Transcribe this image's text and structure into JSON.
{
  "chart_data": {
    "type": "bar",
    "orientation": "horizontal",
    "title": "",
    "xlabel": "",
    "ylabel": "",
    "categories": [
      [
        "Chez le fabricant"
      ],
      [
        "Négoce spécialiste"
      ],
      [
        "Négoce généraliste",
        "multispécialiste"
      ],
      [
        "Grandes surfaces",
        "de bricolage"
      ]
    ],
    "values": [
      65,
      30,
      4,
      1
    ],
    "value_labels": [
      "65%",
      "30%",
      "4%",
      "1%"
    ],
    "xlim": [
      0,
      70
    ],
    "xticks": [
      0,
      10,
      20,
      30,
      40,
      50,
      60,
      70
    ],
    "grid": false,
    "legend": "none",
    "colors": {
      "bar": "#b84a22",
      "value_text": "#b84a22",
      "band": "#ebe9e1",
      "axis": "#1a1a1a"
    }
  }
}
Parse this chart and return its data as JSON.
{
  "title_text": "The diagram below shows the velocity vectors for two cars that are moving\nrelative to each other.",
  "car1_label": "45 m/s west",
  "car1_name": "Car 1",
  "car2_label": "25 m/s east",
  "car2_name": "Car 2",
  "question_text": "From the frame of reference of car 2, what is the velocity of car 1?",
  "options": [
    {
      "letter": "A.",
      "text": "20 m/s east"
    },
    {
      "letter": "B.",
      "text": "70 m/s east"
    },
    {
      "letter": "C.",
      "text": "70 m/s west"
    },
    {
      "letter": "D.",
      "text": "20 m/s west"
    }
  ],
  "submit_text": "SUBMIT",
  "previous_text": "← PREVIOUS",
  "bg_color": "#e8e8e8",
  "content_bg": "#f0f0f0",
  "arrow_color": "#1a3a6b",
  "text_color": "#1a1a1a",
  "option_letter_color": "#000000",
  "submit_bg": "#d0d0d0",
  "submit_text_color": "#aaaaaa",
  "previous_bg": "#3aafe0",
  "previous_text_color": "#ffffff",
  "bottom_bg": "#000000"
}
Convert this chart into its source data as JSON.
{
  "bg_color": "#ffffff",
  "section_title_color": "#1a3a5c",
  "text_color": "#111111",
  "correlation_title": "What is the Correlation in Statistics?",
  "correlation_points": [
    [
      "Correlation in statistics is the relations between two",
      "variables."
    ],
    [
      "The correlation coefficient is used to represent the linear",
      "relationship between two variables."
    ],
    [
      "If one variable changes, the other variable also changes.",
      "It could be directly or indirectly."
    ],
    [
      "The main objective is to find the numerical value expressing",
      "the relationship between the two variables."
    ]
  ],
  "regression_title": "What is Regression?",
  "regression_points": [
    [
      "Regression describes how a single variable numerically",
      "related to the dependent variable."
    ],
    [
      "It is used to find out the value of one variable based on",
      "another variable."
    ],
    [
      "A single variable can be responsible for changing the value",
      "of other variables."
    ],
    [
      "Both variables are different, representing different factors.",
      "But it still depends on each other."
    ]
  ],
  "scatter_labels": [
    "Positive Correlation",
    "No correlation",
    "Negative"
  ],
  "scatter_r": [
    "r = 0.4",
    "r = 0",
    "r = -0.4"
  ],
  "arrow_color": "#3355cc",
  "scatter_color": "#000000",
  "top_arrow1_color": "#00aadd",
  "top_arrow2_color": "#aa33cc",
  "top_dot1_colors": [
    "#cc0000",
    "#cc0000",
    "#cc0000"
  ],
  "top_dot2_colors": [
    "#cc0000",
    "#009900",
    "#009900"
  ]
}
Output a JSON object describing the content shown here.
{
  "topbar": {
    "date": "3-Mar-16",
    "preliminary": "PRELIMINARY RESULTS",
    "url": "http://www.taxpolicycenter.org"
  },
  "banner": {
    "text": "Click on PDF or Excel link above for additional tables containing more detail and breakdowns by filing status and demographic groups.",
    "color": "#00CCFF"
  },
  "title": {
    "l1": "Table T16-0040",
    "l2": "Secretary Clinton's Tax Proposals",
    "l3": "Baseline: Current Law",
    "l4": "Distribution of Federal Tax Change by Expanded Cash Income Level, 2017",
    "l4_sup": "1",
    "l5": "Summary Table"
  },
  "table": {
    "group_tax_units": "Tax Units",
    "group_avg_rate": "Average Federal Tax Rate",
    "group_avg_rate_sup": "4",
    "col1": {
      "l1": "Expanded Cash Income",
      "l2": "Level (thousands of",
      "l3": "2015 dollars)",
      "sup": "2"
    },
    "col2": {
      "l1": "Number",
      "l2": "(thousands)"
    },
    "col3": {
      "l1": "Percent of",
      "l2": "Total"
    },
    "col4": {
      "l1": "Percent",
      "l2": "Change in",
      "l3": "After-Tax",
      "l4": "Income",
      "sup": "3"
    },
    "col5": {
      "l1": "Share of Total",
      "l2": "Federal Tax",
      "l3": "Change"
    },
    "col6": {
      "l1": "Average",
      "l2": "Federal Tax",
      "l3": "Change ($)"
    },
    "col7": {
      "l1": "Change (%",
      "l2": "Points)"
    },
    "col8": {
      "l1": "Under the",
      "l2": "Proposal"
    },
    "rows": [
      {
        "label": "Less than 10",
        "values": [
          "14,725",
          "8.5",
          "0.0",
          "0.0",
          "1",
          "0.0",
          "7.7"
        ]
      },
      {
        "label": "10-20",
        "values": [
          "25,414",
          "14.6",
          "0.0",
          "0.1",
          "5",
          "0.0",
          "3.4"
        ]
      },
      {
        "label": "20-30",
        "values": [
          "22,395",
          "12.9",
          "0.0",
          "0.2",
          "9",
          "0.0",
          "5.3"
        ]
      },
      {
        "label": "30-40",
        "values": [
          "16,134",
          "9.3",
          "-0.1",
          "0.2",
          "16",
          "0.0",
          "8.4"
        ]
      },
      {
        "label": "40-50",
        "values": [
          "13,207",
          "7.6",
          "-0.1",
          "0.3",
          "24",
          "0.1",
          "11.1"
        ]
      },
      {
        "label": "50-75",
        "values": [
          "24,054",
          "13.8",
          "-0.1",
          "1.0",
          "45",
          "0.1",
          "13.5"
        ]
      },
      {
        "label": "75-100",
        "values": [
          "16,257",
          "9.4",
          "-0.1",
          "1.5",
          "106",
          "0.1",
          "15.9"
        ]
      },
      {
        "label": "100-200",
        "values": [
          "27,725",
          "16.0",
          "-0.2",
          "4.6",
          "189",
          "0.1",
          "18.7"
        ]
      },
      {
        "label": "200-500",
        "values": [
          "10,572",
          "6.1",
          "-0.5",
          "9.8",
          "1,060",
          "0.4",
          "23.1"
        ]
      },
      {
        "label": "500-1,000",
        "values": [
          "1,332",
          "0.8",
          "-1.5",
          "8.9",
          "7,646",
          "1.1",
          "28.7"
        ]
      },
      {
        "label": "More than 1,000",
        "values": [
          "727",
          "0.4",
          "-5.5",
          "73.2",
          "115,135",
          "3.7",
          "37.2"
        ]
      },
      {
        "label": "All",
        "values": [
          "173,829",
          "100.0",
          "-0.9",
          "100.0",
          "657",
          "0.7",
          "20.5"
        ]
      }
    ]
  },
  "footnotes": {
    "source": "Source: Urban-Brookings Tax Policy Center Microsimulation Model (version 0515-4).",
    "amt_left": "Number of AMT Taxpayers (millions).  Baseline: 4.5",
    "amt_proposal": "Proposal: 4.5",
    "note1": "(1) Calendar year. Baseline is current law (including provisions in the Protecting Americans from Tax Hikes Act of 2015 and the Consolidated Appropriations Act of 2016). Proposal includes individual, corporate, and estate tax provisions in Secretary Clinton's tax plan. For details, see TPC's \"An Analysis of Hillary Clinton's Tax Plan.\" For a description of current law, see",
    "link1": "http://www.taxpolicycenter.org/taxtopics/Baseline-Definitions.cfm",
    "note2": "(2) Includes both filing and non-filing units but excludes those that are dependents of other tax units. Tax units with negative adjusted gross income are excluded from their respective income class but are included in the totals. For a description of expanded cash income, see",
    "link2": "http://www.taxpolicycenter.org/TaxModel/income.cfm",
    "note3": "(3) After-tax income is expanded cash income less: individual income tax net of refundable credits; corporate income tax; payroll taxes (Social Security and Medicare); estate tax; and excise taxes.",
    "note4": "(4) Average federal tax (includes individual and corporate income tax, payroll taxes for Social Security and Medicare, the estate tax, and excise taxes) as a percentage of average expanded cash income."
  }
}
.....
◆ **Job**:
Copy every line of the material in which the word "that" occurs.

◆ **Response to the exercise**:
  "title_text": "The diagram below shows the velocity vectors for two cars that are moving\nrelative to each other.",
    "note2": "(2) Includes both filing and non-filing units but excludes those that are dependents of other tax units. Tax units with negative adjusted gross income are excluded from their respective income class but are included in the totals. For a description of expanded cash income, see",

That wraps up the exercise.